What is being asked => Output the following listing again line for line, with no changes.

══ Raw records

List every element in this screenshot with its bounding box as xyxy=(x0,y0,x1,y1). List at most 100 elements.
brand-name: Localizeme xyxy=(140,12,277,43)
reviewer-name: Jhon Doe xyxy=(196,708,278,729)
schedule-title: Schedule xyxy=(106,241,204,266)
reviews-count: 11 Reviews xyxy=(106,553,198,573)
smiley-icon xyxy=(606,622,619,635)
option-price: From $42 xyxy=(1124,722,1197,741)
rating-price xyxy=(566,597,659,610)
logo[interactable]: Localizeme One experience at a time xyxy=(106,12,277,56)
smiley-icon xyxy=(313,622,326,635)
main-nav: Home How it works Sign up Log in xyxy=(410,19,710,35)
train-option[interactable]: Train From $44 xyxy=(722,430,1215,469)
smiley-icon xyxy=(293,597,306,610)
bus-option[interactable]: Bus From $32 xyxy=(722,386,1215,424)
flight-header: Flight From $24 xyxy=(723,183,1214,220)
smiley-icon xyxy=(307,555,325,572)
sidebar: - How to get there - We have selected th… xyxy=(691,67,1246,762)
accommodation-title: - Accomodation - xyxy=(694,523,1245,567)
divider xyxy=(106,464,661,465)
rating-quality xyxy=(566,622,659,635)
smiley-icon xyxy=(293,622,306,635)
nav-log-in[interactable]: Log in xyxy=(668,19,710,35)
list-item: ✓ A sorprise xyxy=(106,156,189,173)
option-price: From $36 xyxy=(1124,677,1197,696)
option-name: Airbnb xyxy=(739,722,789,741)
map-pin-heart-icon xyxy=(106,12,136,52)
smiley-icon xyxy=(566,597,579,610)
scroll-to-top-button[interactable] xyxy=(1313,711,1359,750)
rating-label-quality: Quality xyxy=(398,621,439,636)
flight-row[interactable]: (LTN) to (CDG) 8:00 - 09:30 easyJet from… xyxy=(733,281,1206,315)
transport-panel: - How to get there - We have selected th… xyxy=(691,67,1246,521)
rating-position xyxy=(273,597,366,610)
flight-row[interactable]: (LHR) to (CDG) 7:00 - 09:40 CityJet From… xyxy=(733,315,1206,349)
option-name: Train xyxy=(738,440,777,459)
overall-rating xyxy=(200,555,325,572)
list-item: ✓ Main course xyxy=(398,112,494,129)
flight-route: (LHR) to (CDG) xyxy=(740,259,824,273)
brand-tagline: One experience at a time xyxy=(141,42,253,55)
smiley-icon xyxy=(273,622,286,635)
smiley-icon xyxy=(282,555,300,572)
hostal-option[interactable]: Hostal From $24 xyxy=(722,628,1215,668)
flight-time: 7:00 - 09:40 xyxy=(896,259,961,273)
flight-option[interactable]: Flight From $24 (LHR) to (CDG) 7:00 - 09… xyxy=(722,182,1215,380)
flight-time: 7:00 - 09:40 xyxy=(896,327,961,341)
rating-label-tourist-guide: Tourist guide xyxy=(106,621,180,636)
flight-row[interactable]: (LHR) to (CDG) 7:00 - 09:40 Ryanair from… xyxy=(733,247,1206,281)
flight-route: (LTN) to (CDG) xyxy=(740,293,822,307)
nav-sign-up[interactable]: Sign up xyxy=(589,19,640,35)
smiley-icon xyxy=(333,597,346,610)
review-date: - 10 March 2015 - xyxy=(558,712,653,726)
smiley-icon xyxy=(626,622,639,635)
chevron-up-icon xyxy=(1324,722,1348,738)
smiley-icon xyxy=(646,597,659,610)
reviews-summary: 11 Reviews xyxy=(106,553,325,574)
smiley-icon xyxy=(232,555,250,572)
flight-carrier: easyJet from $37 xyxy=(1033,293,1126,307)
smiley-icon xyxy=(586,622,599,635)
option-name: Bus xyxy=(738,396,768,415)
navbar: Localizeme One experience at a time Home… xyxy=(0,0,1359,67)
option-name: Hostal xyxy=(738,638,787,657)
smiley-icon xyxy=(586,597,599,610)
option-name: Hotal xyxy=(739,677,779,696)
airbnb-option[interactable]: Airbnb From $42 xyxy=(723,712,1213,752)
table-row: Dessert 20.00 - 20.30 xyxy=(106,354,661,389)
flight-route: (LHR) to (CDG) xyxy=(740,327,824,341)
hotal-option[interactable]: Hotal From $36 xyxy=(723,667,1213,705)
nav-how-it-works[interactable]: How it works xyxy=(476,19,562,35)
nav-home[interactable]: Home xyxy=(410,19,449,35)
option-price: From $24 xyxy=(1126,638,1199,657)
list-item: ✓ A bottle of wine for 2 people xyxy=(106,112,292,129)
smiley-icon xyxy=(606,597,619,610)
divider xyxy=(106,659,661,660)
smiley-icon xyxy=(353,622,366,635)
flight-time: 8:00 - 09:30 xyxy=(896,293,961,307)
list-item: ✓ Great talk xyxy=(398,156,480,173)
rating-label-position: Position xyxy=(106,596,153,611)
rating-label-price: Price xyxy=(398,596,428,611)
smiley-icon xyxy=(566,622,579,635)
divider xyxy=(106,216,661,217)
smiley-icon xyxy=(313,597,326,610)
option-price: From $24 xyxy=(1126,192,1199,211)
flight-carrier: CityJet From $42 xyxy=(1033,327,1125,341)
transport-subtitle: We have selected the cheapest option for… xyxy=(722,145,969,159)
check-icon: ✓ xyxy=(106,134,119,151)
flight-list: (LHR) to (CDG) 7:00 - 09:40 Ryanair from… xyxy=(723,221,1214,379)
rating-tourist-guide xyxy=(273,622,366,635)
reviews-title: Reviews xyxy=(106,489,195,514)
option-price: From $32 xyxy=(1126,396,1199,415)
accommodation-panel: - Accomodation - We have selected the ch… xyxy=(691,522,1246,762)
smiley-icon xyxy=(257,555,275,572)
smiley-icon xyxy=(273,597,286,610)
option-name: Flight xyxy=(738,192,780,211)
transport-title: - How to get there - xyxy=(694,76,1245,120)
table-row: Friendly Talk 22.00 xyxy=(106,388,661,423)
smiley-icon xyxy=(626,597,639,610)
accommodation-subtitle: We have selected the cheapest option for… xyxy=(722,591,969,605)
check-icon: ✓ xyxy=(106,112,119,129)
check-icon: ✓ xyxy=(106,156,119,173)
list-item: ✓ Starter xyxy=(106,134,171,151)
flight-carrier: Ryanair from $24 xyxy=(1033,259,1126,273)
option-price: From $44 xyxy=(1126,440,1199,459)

════

Complete output =>
List every element in this screenshot with its bounding box as xyxy=(x0,y0,x1,y1). List at most 100 elements.
brand-name: Localizeme xyxy=(140,12,277,43)
reviewer-name: Jhon Doe xyxy=(196,708,278,729)
schedule-title: Schedule xyxy=(106,241,204,266)
reviews-count: 11 Reviews xyxy=(106,553,198,573)
smiley-icon xyxy=(606,622,619,635)
option-price: From $42 xyxy=(1124,722,1197,741)
rating-price xyxy=(566,597,659,610)
logo[interactable]: Localizeme One experience at a time xyxy=(106,12,277,56)
smiley-icon xyxy=(313,622,326,635)
main-nav: Home How it works Sign up Log in xyxy=(410,19,710,35)
train-option[interactable]: Train From $44 xyxy=(722,430,1215,469)
smiley-icon xyxy=(293,597,306,610)
bus-option[interactable]: Bus From $32 xyxy=(722,386,1215,424)
flight-header: Flight From $24 xyxy=(723,183,1214,220)
smiley-icon xyxy=(307,555,325,572)
sidebar: - How to get there - We have selected th… xyxy=(691,67,1246,762)
accommodation-title: - Accomodation - xyxy=(694,523,1245,567)
divider xyxy=(106,464,661,465)
rating-quality xyxy=(566,622,659,635)
smiley-icon xyxy=(293,622,306,635)
nav-log-in[interactable]: Log in xyxy=(668,19,710,35)
list-item: ✓ A sorprise xyxy=(106,156,189,173)
option-price: From $36 xyxy=(1124,677,1197,696)
option-name: Airbnb xyxy=(739,722,789,741)
map-pin-heart-icon xyxy=(106,12,136,52)
smiley-icon xyxy=(566,597,579,610)
scroll-to-top-button[interactable] xyxy=(1313,711,1359,750)
rating-label-quality: Quality xyxy=(398,621,439,636)
flight-row[interactable]: (LTN) to (CDG) 8:00 - 09:30 easyJet from… xyxy=(733,281,1206,315)
transport-panel: - How to get there - We have selected th… xyxy=(691,67,1246,521)
rating-position xyxy=(273,597,366,610)
flight-row[interactable]: (LHR) to (CDG) 7:00 - 09:40 CityJet From… xyxy=(733,315,1206,349)
option-name: Train xyxy=(738,440,777,459)
overall-rating xyxy=(200,555,325,572)
list-item: ✓ Main course xyxy=(398,112,494,129)
flight-route: (LHR) to (CDG) xyxy=(740,259,824,273)
brand-tagline: One experience at a time xyxy=(141,42,253,55)
smiley-icon xyxy=(273,622,286,635)
smiley-icon xyxy=(282,555,300,572)
hostal-option[interactable]: Hostal From $24 xyxy=(722,628,1215,668)
flight-time: 7:00 - 09:40 xyxy=(896,259,961,273)
flight-option[interactable]: Flight From $24 (LHR) to (CDG) 7:00 - 09… xyxy=(722,182,1215,380)
flight-time: 7:00 - 09:40 xyxy=(896,327,961,341)
rating-label-tourist-guide: Tourist guide xyxy=(106,621,180,636)
flight-row[interactable]: (LHR) to (CDG) 7:00 - 09:40 Ryanair from… xyxy=(733,247,1206,281)
flight-route: (LTN) to (CDG) xyxy=(740,293,822,307)
nav-sign-up[interactable]: Sign up xyxy=(589,19,640,35)
smiley-icon xyxy=(333,597,346,610)
review-date: - 10 March 2015 - xyxy=(558,712,653,726)
smiley-icon xyxy=(626,622,639,635)
chevron-up-icon xyxy=(1324,722,1348,738)
smiley-icon xyxy=(646,597,659,610)
reviews-summary: 11 Reviews xyxy=(106,553,325,574)
smiley-icon xyxy=(232,555,250,572)
flight-carrier: easyJet from $37 xyxy=(1033,293,1126,307)
smiley-icon xyxy=(586,622,599,635)
option-name: Bus xyxy=(738,396,768,415)
navbar: Localizeme One experience at a time Home… xyxy=(0,0,1359,67)
option-name: Hostal xyxy=(738,638,787,657)
smiley-icon xyxy=(586,597,599,610)
option-name: Hotal xyxy=(739,677,779,696)
airbnb-option[interactable]: Airbnb From $42 xyxy=(723,712,1213,752)
table-row: Dessert 20.00 - 20.30 xyxy=(106,354,661,389)
flight-route: (LHR) to (CDG) xyxy=(740,327,824,341)
hotal-option[interactable]: Hotal From $36 xyxy=(723,667,1213,705)
nav-how-it-works[interactable]: How it works xyxy=(476,19,562,35)
nav-home[interactable]: Home xyxy=(410,19,449,35)
option-price: From $24 xyxy=(1126,638,1199,657)
list-item: ✓ A bottle of wine for 2 people xyxy=(106,112,292,129)
smiley-icon xyxy=(606,597,619,610)
divider xyxy=(106,659,661,660)
smiley-icon xyxy=(353,622,366,635)
flight-time: 8:00 - 09:30 xyxy=(896,293,961,307)
list-item: ✓ Great talk xyxy=(398,156,480,173)
rating-label-position: Position xyxy=(106,596,153,611)
rating-label-price: Price xyxy=(398,596,428,611)
smiley-icon xyxy=(566,622,579,635)
divider xyxy=(106,216,661,217)
smiley-icon xyxy=(313,597,326,610)
option-price: From $24 xyxy=(1126,192,1199,211)
flight-carrier: CityJet From $42 xyxy=(1033,327,1125,341)
transport-subtitle: We have selected the cheapest option for… xyxy=(722,145,969,159)
check-icon: ✓ xyxy=(106,134,119,151)
flight-list: (LHR) to (CDG) 7:00 - 09:40 Ryanair from… xyxy=(723,221,1214,379)
rating-tourist-guide xyxy=(273,622,366,635)
reviews-title: Reviews xyxy=(106,489,195,514)
option-price: From $32 xyxy=(1126,396,1199,415)
accommodation-panel: - Accomodation - We have selected the ch… xyxy=(691,522,1246,762)
smiley-icon xyxy=(257,555,275,572)
smiley-icon xyxy=(273,597,286,610)
option-name: Flight xyxy=(738,192,780,211)
transport-title: - How to get there - xyxy=(694,76,1245,120)
table-row: Friendly Talk 22.00 xyxy=(106,388,661,423)
smiley-icon xyxy=(626,597,639,610)
accommodation-subtitle: We have selected the cheapest option for… xyxy=(722,591,969,605)
check-icon: ✓ xyxy=(106,112,119,129)
check-icon: ✓ xyxy=(106,156,119,173)
list-item: ✓ Starter xyxy=(106,134,171,151)
flight-carrier: Ryanair from $24 xyxy=(1033,259,1126,273)
option-price: From $44 xyxy=(1126,440,1199,459)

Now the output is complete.